▶ [Task description]
Return the entries below in their exact form, leaving the pictures out.

▶ [Supplied material]
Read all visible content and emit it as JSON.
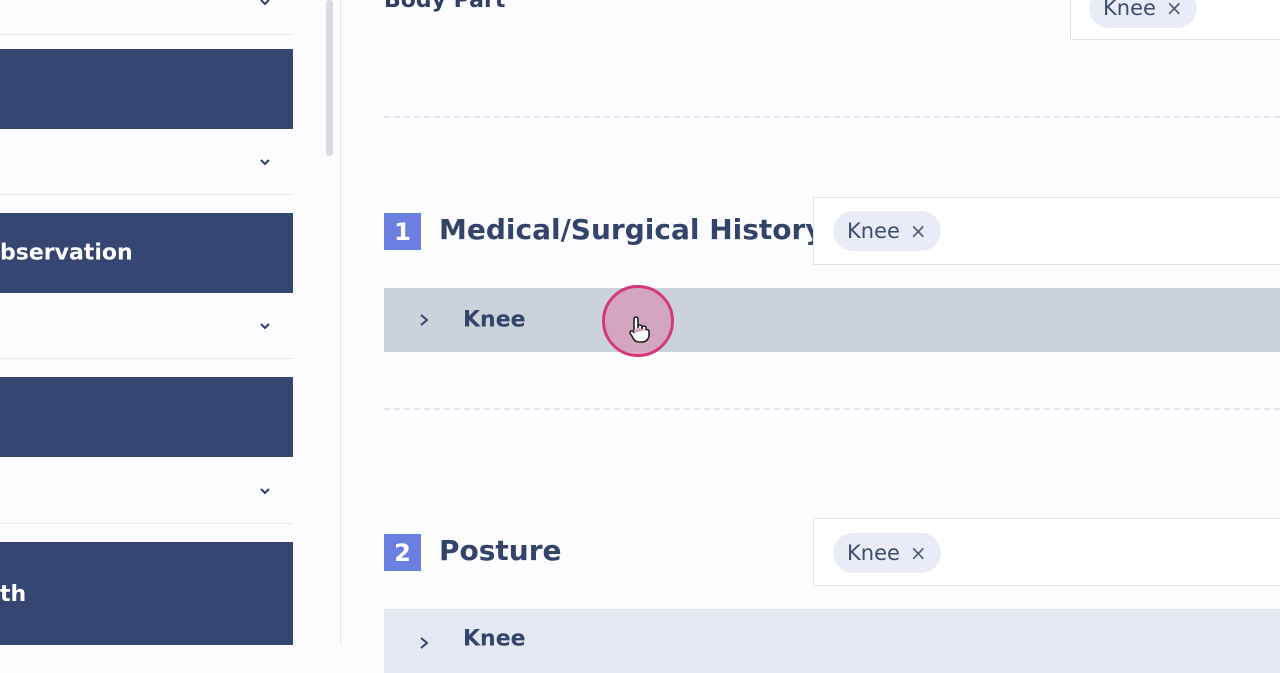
{
  "sidebar": {
    "blocks": [
      {
        "label": ""
      },
      {
        "label": "bservation"
      },
      {
        "label": ""
      },
      {
        "label": "th"
      }
    ]
  },
  "top_section": {
    "title": "Body Part",
    "chip": "Knee",
    "chip_remove": "×"
  },
  "sections": [
    {
      "number": "1",
      "title": "Medical/Surgical History",
      "chip": "Knee",
      "chip_remove": "×",
      "row_label": "Knee"
    },
    {
      "number": "2",
      "title": "Posture",
      "chip": "Knee",
      "chip_remove": "×",
      "row_label": "Knee"
    }
  ],
  "icons": {
    "sidebar_chevron": "chevron-down-icon",
    "row_chevron": "chevron-right-icon",
    "cursor": "hand-pointer-icon"
  },
  "colors": {
    "sidebar_block": "#354673",
    "number_badge": "#6b7fe0",
    "row_active": "#cbd2da",
    "row_idle": "#e4e8f3",
    "chip_bg": "#e9ecf6",
    "cursor_ring": "#d4397c"
  }
}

▶ [Output for this task]
Read all visible content and emit it as JSON.
{
  "sidebar": {
    "blocks": [
      {
        "label": ""
      },
      {
        "label": "bservation"
      },
      {
        "label": ""
      },
      {
        "label": "th"
      }
    ]
  },
  "top_section": {
    "title": "Body Part",
    "chip": "Knee",
    "chip_remove": "×"
  },
  "sections": [
    {
      "number": "1",
      "title": "Medical/Surgical History",
      "chip": "Knee",
      "chip_remove": "×",
      "row_label": "Knee"
    },
    {
      "number": "2",
      "title": "Posture",
      "chip": "Knee",
      "chip_remove": "×",
      "row_label": "Knee"
    }
  ],
  "icons": {
    "sidebar_chevron": "chevron-down-icon",
    "row_chevron": "chevron-right-icon",
    "cursor": "hand-pointer-icon"
  },
  "colors": {
    "sidebar_block": "#354673",
    "number_badge": "#6b7fe0",
    "row_active": "#cbd2da",
    "row_idle": "#e4e8f3",
    "chip_bg": "#e9ecf6",
    "cursor_ring": "#d4397c"
  }
}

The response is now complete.